Aim -
Return the records, each one exactly as written.
## Begin Entries
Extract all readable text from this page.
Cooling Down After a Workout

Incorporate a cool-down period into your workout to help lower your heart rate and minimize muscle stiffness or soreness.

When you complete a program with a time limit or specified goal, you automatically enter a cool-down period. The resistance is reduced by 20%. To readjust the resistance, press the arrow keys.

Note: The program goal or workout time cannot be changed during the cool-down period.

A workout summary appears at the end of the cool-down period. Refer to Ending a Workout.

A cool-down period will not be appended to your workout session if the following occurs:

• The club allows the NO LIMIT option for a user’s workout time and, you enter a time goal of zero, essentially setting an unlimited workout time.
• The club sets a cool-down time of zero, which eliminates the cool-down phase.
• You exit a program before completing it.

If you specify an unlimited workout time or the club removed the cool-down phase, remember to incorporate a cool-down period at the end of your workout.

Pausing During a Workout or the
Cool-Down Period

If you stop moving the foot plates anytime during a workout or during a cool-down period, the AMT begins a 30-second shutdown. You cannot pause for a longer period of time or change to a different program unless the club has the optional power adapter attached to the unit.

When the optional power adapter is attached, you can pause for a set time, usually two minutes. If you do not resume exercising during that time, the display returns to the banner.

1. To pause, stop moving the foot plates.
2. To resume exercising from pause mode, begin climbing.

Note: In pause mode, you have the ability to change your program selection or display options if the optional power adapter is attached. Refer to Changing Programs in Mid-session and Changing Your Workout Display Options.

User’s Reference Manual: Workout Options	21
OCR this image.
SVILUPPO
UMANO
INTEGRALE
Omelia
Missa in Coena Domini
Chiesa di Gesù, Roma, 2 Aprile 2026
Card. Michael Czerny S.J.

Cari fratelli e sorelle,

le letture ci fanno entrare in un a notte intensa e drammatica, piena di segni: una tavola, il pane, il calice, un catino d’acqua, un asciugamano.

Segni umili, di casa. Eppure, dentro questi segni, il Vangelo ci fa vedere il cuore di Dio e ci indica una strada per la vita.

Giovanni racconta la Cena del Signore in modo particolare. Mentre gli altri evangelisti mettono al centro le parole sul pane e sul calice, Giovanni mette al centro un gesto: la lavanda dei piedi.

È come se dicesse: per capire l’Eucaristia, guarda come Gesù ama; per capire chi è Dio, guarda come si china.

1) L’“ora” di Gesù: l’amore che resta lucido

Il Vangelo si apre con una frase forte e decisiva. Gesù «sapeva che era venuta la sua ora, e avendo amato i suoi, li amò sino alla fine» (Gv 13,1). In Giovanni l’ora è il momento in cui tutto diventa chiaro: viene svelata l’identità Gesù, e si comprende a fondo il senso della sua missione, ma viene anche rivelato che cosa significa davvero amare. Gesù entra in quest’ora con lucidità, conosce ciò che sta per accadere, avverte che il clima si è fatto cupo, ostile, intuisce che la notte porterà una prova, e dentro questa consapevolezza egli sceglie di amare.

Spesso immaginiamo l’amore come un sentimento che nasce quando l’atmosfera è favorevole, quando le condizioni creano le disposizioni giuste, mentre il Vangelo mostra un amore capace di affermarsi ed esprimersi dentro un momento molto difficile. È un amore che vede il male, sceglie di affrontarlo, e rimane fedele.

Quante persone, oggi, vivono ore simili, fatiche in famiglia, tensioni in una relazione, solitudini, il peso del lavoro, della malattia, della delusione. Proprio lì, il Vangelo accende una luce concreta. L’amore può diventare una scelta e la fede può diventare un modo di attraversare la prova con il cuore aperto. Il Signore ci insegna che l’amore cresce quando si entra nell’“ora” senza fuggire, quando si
## End Entries
Answer below -
Extract all readable text from this page.
Cooling Down After a Workout

Incorporate a cool-down period into your workout to help lower your heart rate and minimize muscle stiffness or soreness.

When you complete a program with a time limit or specified goal, you automatically enter a cool-down period. The resistance is reduced by 20%. To readjust the resistance, press the arrow keys.

Note: The program goal or workout time cannot be changed during the cool-down period.

A workout summary appears at the end of the cool-down period. Refer to Ending a Workout.

A cool-down period will not be appended to your workout session if the following occurs:

• The club allows the NO LIMIT option for a user’s workout time and, you enter a time goal of zero, essentially setting an unlimited workout time.
• The club sets a cool-down time of zero, which eliminates the cool-down phase.
• You exit a program before completing it.

If you specify an unlimited workout time or the club removed the cool-down phase, remember to incorporate a cool-down period at the end of your workout.

Pausing During a Workout or the
Cool-Down Period

If you stop moving the foot plates anytime during a workout or during a cool-down period, the AMT begins a 30-second shutdown. You cannot pause for a longer period of time or change to a different program unless the club has the optional power adapter attached to the unit.

When the optional power adapter is attached, you can pause for a set time, usually two minutes. If you do not resume exercising during that time, the display returns to the banner.

1. To pause, stop moving the foot plates.
2. To resume exercising from pause mode, begin climbing.

Note: In pause mode, you have the ability to change your program selection or display options if the optional power adapter is attached. Refer to Changing Programs in Mid-session and Changing Your Workout Display Options.

User’s Reference Manual: Workout Options	21
OCR this image.
SVILUPPO
UMANO
INTEGRALE
Omelia
Missa in Coena Domini
Chiesa di Gesù, Roma, 2 Aprile 2026
Card. Michael Czerny S.J.

Cari fratelli e sorelle,

le letture ci fanno entrare in un a notte intensa e drammatica, piena di segni: una tavola, il pane, il calice, un catino d’acqua, un asciugamano.

Segni umili, di casa. Eppure, dentro questi segni, il Vangelo ci fa vedere il cuore di Dio e ci indica una strada per la vita.

Giovanni racconta la Cena del Signore in modo particolare. Mentre gli altri evangelisti mettono al centro le parole sul pane e sul calice, Giovanni mette al centro un gesto: la lavanda dei piedi.

È come se dicesse: per capire l’Eucaristia, guarda come Gesù ama; per capire chi è Dio, guarda come si china.

1) L’“ora” di Gesù: l’amore che resta lucido

Il Vangelo si apre con una frase forte e decisiva. Gesù «sapeva che era venuta la sua ora, e avendo amato i suoi, li amò sino alla fine» (Gv 13,1). In Giovanni l’ora è il momento in cui tutto diventa chiaro: viene svelata l’identità Gesù, e si comprende a fondo il senso della sua missione, ma viene anche rivelato che cosa significa davvero amare. Gesù entra in quest’ora con lucidità, conosce ciò che sta per accadere, avverte che il clima si è fatto cupo, ostile, intuisce che la notte porterà una prova, e dentro questa consapevolezza egli sceglie di amare.

Spesso immaginiamo l’amore come un sentimento che nasce quando l’atmosfera è favorevole, quando le condizioni creano le disposizioni giuste, mentre il Vangelo mostra un amore capace di affermarsi ed esprimersi dentro un momento molto difficile. È un amore che vede il male, sceglie di affrontarlo, e rimane fedele.

Quante persone, oggi, vivono ore simili, fatiche in famiglia, tensioni in una relazione, solitudini, il peso del lavoro, della malattia, della delusione. Proprio lì, il Vangelo accende una luce concreta. L’amore può diventare una scelta e la fede può diventare un modo di attraversare la prova con il cuore aperto. Il Signore ci insegna che l’amore cresce quando si entra nell’“ora” senza fuggire, quando si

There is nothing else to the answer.